____ 文档正文
疏水缔合聚合物HAWP与芥酸酰胺丙基烯丙基溴化铵复合体系流变和界面性能研究

doi:10.3969/j.issn.1001-1803.2023.04.001

摘要/Abstract

摘要：

针对疏水缔合聚合物增黏和界面活性提高能力有限的问题，疏水缔合聚合物复合增效体系被提出，基于疏水缔合聚合物HAWP与阳离子表面活性剂芥酸酰胺丙基烯丙基溴化铵（EDAA）复配构筑了疏水缔合聚合物复合增效体系EDHA，首先借助扫描电镜、流变仪以及环糊精包合法研究了疏水缔合聚合物复合增效体系的增黏机理，然后从流变性和界面性能两方面探究了pH值、NaCl质量浓度和温度对复合增效体系流变性和降低界面张力能力的影响。研究结果表明复合增效体系通过疏水缔合作用与静电吸引作用协同增效。复合增效体系的黏度和黏弹性随着pH值增加先增大后减小，界面张力先减小后增大；复合增效体系的黏度、黏弹性随着NaCl质量浓度的增大逐渐变小，界面张力先上升后下降。随着温度的增加，复合增效体系的黏度和黏弹性逐渐变小，界面张力逐渐增大。

关键词: 复合增效体系, 流变性, 界面张力, 协同增效机理

Abstract:

In view of the limited abilities of hydrophobically associating polymers to increase viscosity and improve interfacial activity, a synergistic system composed of a hydrophobically associating polymer and a cationic surfactant was proposed. In this work, the hydrophobically associating polymer HAWP and the cationic surfactant erucamidopropyl allyl ammonium bromide （EDAA） were mixed to construct the synergistic system （EDHA）. The viscosity-increasing mechanism of the synergistic system was studied by scanning electron microscopy, rheometer and cyclodextrin inclusion method. The effects of pH, NaCl mass concentration and temperature on the rheological properties and the ability to reduce interfacial tension were also explored. The results showed that the synergism of the mixed system was based on hydrophobic association and electrostatic attraction. With the increase of pH, the viscosity and viscoelasticity of the synergistic system first increased and then decreased, and the interfacial tension first decreased and then increased. The viscosity and viscoelasticity of the synergistic system were decreased with the increase of NaCl mass concentration, and the interfacial tension was first increased and then decreased. The viscosity and viscoelasticity of the system were decreased and the interfacial tension was increased with the increase of temperature.
________
练习题目:
原样引用论文摘要中从“doi:10.3969/j.issn.1001-1803.2023.04.001”到“逐渐变小，界面张力逐渐增大。”的这一段。 这些数据是独立的材料，与论文摘要无关。
____ 所给数据
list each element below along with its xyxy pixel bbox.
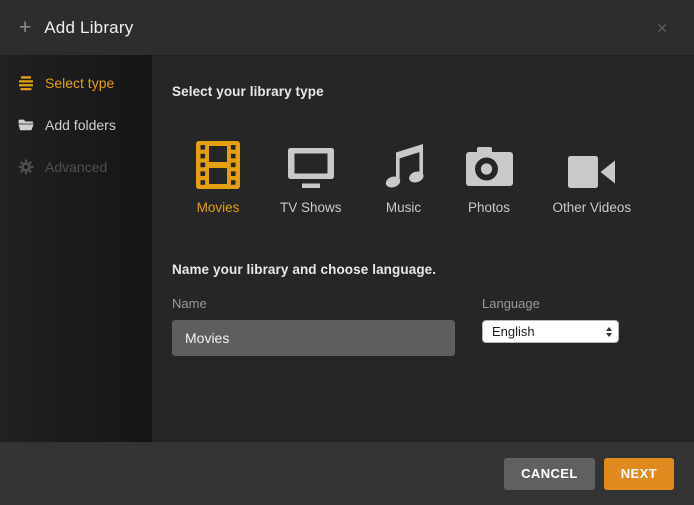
dialog-header: + Add Library ✕ — [0, 0, 694, 55]
next-button[interactable]: NEXT — [604, 458, 674, 490]
main-content: Select your library type — [152, 55, 694, 442]
library-type-label: Movies — [197, 200, 240, 215]
language-field-label: Language — [482, 296, 619, 311]
sidebar-item-advanced[interactable]: Advanced — [0, 146, 152, 188]
sidebar-item-add-folders[interactable]: Add folders — [0, 104, 152, 146]
library-type-other-videos[interactable]: Other Videos — [553, 139, 632, 215]
library-type-movies[interactable]: Movies — [196, 139, 240, 215]
name-input[interactable] — [172, 320, 455, 356]
add-library-dialog: + Add Library ✕ Select type Add folders — [0, 0, 694, 505]
name-field-label: Name — [172, 296, 455, 311]
music-notes-icon — [382, 141, 426, 189]
camera-icon — [466, 147, 513, 189]
select-type-icon — [18, 75, 34, 91]
sidebar-item-label: Add folders — [45, 117, 116, 133]
library-type-photos[interactable]: Photos — [466, 139, 513, 215]
library-type-music[interactable]: Music — [382, 139, 426, 215]
name-field-group: Name — [172, 296, 455, 356]
language-select[interactable]: English — [482, 320, 619, 343]
sidebar-item-label: Select type — [45, 75, 114, 91]
library-type-heading: Select your library type — [172, 84, 674, 99]
dialog-title: Add Library — [44, 18, 133, 38]
library-type-label: TV Shows — [280, 200, 342, 215]
library-type-label: Other Videos — [553, 200, 632, 215]
close-icon[interactable]: ✕ — [652, 17, 672, 39]
language-select-value: English — [492, 324, 535, 339]
tv-icon — [287, 147, 335, 189]
sidebar: Select type Add folders Advanced — [0, 55, 152, 442]
gear-icon — [18, 159, 34, 175]
folder-icon — [18, 117, 34, 133]
plus-icon: + — [19, 17, 31, 38]
film-strip-icon — [196, 141, 240, 189]
library-type-label: Photos — [468, 200, 510, 215]
sidebar-item-label: Advanced — [45, 159, 107, 175]
sidebar-item-select-type[interactable]: Select type — [0, 62, 152, 104]
library-form: Name Language English — [172, 296, 674, 356]
cancel-button[interactable]: CANCEL — [504, 458, 595, 490]
library-type-label: Music — [386, 200, 421, 215]
language-field-group: Language English — [482, 296, 619, 356]
camcorder-icon — [568, 155, 616, 189]
library-type-tv-shows[interactable]: TV Shows — [280, 139, 342, 215]
select-stepper-icon — [606, 327, 612, 337]
dialog-footer: CANCEL NEXT — [0, 442, 694, 505]
name-library-heading: Name your library and choose language. — [172, 262, 674, 277]
library-type-row: Movies TV Shows — [196, 139, 674, 215]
________
参考答案:
doi:10.3969/j.issn.1001-1803.2023.04.001

摘要/Abstract

摘要：

针对疏水缔合聚合物增黏和界面活性提高能力有限的问题，疏水缔合聚合物复合增效体系被提出，基于疏水缔合聚合物HAWP与阳离子表面活性剂芥酸酰胺丙基烯丙基溴化铵（EDAA）复配构筑了疏水缔合聚合物复合增效体系EDHA，首先借助扫描电镜、流变仪以及环糊精包合法研究了疏水缔合聚合物复合增效体系的增黏机理，然后从流变性和界面性能两方面探究了pH值、NaCl质量浓度和温度对复合增效体系流变性和降低界面张力能力的影响。研究结果表明复合增效体系通过疏水缔合作用与静电吸引作用协同增效。复合增效体系的黏度和黏弹性随着pH值增加先增大后减小，界面张力先减小后增大；复合增效体系的黏度、黏弹性随着NaCl质量浓度的增大逐渐变小，界面张力先上升后下降。随着温度的增加，复合增效体系的黏度和黏弹性逐渐变小，界面张力逐渐增大。